▶ Problem: Every entry must be echoed exactly.

(Dataset items)
——

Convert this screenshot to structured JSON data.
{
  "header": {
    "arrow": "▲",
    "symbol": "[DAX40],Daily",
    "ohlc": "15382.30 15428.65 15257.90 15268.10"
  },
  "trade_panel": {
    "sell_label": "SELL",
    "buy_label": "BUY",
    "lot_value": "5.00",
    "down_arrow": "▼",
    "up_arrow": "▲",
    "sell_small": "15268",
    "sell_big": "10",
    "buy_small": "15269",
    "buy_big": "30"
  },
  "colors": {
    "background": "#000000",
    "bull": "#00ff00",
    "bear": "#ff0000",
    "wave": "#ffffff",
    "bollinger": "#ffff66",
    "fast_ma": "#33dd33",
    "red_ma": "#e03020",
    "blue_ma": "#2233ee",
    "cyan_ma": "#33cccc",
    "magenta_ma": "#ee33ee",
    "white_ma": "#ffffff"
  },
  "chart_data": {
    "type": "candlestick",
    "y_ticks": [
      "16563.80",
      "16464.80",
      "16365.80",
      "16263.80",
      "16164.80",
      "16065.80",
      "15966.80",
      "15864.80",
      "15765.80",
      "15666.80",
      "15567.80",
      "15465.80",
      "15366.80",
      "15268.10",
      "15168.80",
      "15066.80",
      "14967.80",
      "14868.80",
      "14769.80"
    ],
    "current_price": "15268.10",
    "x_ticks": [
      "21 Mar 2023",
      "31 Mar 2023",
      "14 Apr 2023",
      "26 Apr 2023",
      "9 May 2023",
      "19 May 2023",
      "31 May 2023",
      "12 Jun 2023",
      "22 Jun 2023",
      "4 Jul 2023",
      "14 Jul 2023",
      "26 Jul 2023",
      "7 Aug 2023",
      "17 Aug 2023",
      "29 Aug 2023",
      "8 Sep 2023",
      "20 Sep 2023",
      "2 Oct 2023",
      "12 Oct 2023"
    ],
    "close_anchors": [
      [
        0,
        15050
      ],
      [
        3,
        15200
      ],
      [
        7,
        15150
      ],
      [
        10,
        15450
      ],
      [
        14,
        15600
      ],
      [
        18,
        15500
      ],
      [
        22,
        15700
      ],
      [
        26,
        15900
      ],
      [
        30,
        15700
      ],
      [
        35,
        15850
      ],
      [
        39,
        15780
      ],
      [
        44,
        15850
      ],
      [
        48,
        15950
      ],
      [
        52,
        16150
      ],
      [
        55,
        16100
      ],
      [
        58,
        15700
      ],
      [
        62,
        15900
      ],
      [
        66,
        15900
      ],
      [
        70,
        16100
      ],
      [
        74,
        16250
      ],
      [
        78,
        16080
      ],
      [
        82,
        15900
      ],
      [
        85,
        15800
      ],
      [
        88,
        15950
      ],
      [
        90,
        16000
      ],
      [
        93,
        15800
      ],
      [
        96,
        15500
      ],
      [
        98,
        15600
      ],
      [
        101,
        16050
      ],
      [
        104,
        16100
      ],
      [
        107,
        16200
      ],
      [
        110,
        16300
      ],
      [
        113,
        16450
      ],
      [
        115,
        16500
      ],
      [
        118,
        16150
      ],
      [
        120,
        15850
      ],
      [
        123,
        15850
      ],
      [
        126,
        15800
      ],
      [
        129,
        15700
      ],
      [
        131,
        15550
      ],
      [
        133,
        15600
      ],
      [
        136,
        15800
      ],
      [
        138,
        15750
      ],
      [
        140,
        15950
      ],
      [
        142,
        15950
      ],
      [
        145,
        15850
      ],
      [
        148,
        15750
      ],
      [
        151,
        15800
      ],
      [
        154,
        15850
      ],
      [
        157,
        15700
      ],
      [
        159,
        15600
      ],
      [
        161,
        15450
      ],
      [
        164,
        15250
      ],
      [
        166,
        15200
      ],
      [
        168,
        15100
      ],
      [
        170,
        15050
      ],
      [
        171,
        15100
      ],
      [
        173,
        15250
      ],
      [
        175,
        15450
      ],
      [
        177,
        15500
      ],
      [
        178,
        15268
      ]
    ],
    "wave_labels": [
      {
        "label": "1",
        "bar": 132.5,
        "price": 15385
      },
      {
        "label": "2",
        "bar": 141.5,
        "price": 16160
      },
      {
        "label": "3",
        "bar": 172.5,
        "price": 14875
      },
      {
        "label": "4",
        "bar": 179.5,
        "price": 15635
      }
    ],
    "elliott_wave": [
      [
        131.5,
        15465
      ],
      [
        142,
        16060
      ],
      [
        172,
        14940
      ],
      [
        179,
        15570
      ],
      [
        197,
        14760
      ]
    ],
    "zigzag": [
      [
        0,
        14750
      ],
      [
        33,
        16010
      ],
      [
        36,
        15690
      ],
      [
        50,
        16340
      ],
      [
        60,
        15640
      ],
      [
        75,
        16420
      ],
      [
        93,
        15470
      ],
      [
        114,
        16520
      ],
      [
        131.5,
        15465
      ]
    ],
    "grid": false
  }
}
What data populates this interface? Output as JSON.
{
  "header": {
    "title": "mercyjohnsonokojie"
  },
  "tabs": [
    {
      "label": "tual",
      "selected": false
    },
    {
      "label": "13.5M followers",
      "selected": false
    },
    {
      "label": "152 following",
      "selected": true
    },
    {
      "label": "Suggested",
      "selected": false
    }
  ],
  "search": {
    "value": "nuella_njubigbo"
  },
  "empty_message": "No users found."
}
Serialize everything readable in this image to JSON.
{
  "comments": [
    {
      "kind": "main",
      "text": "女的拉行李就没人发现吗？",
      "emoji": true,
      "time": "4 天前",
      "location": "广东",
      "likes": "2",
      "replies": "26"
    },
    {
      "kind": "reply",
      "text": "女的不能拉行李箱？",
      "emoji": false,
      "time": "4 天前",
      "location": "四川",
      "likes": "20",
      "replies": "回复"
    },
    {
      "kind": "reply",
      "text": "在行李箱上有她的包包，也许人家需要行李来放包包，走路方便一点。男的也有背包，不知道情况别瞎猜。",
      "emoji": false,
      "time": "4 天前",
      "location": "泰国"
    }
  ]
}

——

▶ Worked solution:
Convert this screenshot to structured JSON data.
{
  "header": {
    "arrow": "▲",
    "symbol": "[DAX40],Daily",
    "ohlc": "15382.30 15428.65 15257.90 15268.10"
  },
  "trade_panel": {
    "sell_label": "SELL",
    "buy_label": "BUY",
    "lot_value": "5.00",
    "down_arrow": "▼",
    "up_arrow": "▲",
    "sell_small": "15268",
    "sell_big": "10",
    "buy_small": "15269",
    "buy_big": "30"
  },
  "colors": {
    "background": "#000000",
    "bull": "#00ff00",
    "bear": "#ff0000",
    "wave": "#ffffff",
    "bollinger": "#ffff66",
    "fast_ma": "#33dd33",
    "red_ma": "#e03020",
    "blue_ma": "#2233ee",
    "cyan_ma": "#33cccc",
    "magenta_ma": "#ee33ee",
    "white_ma": "#ffffff"
  },
  "chart_data": {
    "type": "candlestick",
    "y_ticks": [
      "16563.80",
      "16464.80",
      "16365.80",
      "16263.80",
      "16164.80",
      "16065.80",
      "15966.80",
      "15864.80",
      "15765.80",
      "15666.80",
      "15567.80",
      "15465.80",
      "15366.80",
      "15268.10",
      "15168.80",
      "15066.80",
      "14967.80",
      "14868.80",
      "14769.80"
    ],
    "current_price": "15268.10",
    "x_ticks": [
      "21 Mar 2023",
      "31 Mar 2023",
      "14 Apr 2023",
      "26 Apr 2023",
      "9 May 2023",
      "19 May 2023",
      "31 May 2023",
      "12 Jun 2023",
      "22 Jun 2023",
      "4 Jul 2023",
      "14 Jul 2023",
      "26 Jul 2023",
      "7 Aug 2023",
      "17 Aug 2023",
      "29 Aug 2023",
      "8 Sep 2023",
      "20 Sep 2023",
      "2 Oct 2023",
      "12 Oct 2023"
    ],
    "close_anchors": [
      [
        0,
        15050
      ],
      [
        3,
        15200
      ],
      [
        7,
        15150
      ],
      [
        10,
        15450
      ],
      [
        14,
        15600
      ],
      [
        18,
        15500
      ],
      [
        22,
        15700
      ],
      [
        26,
        15900
      ],
      [
        30,
        15700
      ],
      [
        35,
        15850
      ],
      [
        39,
        15780
      ],
      [
        44,
        15850
      ],
      [
        48,
        15950
      ],
      [
        52,
        16150
      ],
      [
        55,
        16100
      ],
      [
        58,
        15700
      ],
      [
        62,
        15900
      ],
      [
        66,
        15900
      ],
      [
        70,
        16100
      ],
      [
        74,
        16250
      ],
      [
        78,
        16080
      ],
      [
        82,
        15900
      ],
      [
        85,
        15800
      ],
      [
        88,
        15950
      ],
      [
        90,
        16000
      ],
      [
        93,
        15800
      ],
      [
        96,
        15500
      ],
      [
        98,
        15600
      ],
      [
        101,
        16050
      ],
      [
        104,
        16100
      ],
      [
        107,
        16200
      ],
      [
        110,
        16300
      ],
      [
        113,
        16450
      ],
      [
        115,
        16500
      ],
      [
        118,
        16150
      ],
      [
        120,
        15850
      ],
      [
        123,
        15850
      ],
      [
        126,
        15800
      ],
      [
        129,
        15700
      ],
      [
        131,
        15550
      ],
      [
        133,
        15600
      ],
      [
        136,
        15800
      ],
      [
        138,
        15750
      ],
      [
        140,
        15950
      ],
      [
        142,
        15950
      ],
      [
        145,
        15850
      ],
      [
        148,
        15750
      ],
      [
        151,
        15800
      ],
      [
        154,
        15850
      ],
      [
        157,
        15700
      ],
      [
        159,
        15600
      ],
      [
        161,
        15450
      ],
      [
        164,
        15250
      ],
      [
        166,
        15200
      ],
      [
        168,
        15100
      ],
      [
        170,
        15050
      ],
      [
        171,
        15100
      ],
      [
        173,
        15250
      ],
      [
        175,
        15450
      ],
      [
        177,
        15500
      ],
      [
        178,
        15268
      ]
    ],
    "wave_labels": [
      {
        "label": "1",
        "bar": 132.5,
        "price": 15385
      },
      {
        "label": "2",
        "bar": 141.5,
        "price": 16160
      },
      {
        "label": "3",
        "bar": 172.5,
        "price": 14875
      },
      {
        "label": "4",
        "bar": 179.5,
        "price": 15635
      }
    ],
    "elliott_wave": [
      [
        131.5,
        15465
      ],
      [
        142,
        16060
      ],
      [
        172,
        14940
      ],
      [
        179,
        15570
      ],
      [
        197,
        14760
      ]
    ],
    "zigzag": [
      [
        0,
        14750
      ],
      [
        33,
        16010
      ],
      [
        36,
        15690
      ],
      [
        50,
        16340
      ],
      [
        60,
        15640
      ],
      [
        75,
        16420
      ],
      [
        93,
        15470
      ],
      [
        114,
        16520
      ],
      [
        131.5,
        15465
      ]
    ],
    "grid": false
  }
}
What data populates this interface? Output as JSON.
{
  "header": {
    "title": "mercyjohnsonokojie"
  },
  "tabs": [
    {
      "label": "tual",
      "selected": false
    },
    {
      "label": "13.5M followers",
      "selected": false
    },
    {
      "label": "152 following",
      "selected": true
    },
    {
      "label": "Suggested",
      "selected": false
    }
  ],
  "search": {
    "value": "nuella_njubigbo"
  },
  "empty_message": "No users found."
}
Serialize everything readable in this image to JSON.
{
  "comments": [
    {
      "kind": "main",
      "text": "女的拉行李就没人发现吗？",
      "emoji": true,
      "time": "4 天前",
      "location": "广东",
      "likes": "2",
      "replies": "26"
    },
    {
      "kind": "reply",
      "text": "女的不能拉行李箱？",
      "emoji": false,
      "time": "4 天前",
      "location": "四川",
      "likes": "20",
      "replies": "回复"
    },
    {
      "kind": "reply",
      "text": "在行李箱上有她的包包，也许人家需要行李来放包包，走路方便一点。男的也有背包，不知道情况别瞎猜。",
      "emoji": false,
      "time": "4 天前",
      "location": "泰国"
    }
  ]
}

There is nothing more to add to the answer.